-- WORK INSTRUCTIONS --
Reproduce each line bearing the word "true".

Items listed in a dataset
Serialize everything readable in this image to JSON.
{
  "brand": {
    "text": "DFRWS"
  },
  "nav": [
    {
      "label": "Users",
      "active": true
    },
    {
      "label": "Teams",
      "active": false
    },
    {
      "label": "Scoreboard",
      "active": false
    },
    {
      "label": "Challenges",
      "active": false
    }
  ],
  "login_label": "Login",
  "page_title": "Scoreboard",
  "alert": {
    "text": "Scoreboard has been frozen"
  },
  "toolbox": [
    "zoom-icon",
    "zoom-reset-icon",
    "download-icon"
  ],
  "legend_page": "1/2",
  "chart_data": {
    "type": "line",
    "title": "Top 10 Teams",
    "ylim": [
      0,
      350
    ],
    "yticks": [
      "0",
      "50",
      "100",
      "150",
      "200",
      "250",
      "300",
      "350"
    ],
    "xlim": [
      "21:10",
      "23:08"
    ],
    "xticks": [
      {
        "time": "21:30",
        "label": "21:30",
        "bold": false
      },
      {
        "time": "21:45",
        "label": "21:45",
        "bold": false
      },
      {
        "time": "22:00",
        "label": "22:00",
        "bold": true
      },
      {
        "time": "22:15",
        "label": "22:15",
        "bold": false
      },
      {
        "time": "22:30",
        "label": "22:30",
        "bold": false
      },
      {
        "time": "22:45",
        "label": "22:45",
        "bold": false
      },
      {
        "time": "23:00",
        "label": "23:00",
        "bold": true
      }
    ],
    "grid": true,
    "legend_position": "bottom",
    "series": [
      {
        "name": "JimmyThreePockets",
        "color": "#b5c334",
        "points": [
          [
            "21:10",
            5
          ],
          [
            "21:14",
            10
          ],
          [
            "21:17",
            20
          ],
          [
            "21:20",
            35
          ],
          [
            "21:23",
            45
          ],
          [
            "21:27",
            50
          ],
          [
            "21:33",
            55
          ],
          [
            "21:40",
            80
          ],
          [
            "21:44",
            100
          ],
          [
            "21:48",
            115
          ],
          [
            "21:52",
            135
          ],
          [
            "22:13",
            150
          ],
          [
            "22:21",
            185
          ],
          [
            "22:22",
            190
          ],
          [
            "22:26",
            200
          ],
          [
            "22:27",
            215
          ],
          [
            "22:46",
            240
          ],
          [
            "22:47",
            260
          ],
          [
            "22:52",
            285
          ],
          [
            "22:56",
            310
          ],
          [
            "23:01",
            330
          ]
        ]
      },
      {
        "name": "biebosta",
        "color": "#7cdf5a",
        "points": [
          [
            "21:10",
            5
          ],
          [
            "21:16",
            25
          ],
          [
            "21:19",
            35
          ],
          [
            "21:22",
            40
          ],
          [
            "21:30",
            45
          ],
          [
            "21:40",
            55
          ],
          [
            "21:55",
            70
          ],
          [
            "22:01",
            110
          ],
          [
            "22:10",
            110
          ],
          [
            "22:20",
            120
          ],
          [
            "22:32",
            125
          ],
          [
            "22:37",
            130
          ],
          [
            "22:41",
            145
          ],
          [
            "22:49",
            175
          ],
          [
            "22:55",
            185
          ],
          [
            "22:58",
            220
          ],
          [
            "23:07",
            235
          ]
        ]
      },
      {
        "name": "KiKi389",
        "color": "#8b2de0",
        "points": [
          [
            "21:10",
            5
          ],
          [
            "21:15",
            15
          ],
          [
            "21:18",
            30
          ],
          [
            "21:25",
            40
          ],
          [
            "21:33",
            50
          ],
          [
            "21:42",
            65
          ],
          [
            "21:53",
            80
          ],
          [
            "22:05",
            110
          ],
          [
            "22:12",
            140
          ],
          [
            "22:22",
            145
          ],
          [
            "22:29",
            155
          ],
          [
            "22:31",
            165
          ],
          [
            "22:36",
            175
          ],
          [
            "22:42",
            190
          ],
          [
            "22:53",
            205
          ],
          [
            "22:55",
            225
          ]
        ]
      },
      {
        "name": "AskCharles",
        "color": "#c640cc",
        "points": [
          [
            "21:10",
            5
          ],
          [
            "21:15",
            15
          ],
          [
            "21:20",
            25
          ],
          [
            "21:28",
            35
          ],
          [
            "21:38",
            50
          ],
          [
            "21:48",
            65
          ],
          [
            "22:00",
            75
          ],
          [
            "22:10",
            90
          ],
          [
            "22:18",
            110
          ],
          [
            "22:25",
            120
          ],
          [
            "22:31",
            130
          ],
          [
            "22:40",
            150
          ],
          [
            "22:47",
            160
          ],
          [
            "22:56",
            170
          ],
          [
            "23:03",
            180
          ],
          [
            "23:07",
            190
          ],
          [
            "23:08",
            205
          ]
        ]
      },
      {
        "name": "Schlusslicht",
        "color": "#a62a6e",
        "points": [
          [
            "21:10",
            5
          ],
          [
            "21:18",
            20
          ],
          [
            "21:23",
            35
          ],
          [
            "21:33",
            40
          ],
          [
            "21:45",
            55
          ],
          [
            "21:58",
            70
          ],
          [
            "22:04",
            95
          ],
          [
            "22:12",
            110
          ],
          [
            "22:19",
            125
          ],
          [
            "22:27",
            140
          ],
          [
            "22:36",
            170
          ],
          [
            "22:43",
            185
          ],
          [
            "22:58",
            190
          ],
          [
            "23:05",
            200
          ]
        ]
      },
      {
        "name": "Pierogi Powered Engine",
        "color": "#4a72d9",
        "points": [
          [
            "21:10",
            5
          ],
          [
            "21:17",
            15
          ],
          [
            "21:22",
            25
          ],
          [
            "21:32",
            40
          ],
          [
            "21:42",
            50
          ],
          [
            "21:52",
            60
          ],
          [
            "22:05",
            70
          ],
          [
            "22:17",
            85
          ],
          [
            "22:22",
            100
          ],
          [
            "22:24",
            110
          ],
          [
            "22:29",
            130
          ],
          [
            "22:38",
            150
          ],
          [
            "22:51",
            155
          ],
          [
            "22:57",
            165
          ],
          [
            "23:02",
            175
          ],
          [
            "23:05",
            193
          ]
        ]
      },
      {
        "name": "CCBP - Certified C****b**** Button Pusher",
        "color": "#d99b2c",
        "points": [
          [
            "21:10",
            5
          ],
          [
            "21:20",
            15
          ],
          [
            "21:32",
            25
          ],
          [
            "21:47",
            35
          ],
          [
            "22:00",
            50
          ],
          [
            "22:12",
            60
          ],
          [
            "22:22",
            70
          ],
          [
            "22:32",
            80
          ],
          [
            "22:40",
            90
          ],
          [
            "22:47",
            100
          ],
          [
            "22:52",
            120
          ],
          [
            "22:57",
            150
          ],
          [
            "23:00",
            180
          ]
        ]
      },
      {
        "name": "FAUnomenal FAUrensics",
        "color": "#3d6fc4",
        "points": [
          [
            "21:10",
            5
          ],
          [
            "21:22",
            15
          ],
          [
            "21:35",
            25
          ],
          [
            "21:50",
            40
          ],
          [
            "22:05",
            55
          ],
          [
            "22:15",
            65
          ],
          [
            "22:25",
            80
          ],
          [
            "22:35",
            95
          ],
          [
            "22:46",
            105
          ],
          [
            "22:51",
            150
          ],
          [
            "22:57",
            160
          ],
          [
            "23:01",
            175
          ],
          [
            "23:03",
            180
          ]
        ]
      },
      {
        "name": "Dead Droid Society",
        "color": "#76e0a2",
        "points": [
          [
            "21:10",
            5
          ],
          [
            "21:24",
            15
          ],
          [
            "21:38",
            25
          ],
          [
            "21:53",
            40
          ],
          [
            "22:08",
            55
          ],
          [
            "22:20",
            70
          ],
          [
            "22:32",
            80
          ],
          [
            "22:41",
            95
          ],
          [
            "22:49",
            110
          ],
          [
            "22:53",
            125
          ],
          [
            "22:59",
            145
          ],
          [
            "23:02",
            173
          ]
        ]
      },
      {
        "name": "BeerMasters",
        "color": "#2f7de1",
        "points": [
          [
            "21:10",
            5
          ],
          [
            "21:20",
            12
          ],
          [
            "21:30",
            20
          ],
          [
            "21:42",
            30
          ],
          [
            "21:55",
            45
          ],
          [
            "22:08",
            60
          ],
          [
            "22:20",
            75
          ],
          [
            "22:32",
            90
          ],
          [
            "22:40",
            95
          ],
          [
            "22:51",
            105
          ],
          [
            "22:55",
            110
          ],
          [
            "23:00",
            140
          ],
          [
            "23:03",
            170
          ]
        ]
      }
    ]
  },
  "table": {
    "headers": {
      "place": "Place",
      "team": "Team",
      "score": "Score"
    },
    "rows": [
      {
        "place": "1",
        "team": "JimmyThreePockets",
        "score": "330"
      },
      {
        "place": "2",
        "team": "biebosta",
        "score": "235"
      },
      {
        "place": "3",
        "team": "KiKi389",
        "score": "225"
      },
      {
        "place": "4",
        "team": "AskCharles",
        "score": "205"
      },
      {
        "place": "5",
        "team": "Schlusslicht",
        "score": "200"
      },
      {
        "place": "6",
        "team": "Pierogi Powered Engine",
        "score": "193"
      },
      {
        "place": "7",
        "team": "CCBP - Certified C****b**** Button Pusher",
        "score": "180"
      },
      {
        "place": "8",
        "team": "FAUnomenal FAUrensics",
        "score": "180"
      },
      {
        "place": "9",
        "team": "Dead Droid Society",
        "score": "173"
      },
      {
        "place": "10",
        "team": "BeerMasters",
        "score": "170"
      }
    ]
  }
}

-- EXERCISE RESULT --
      "active": true
        "bold": true
        "bold": true
    "grid": true,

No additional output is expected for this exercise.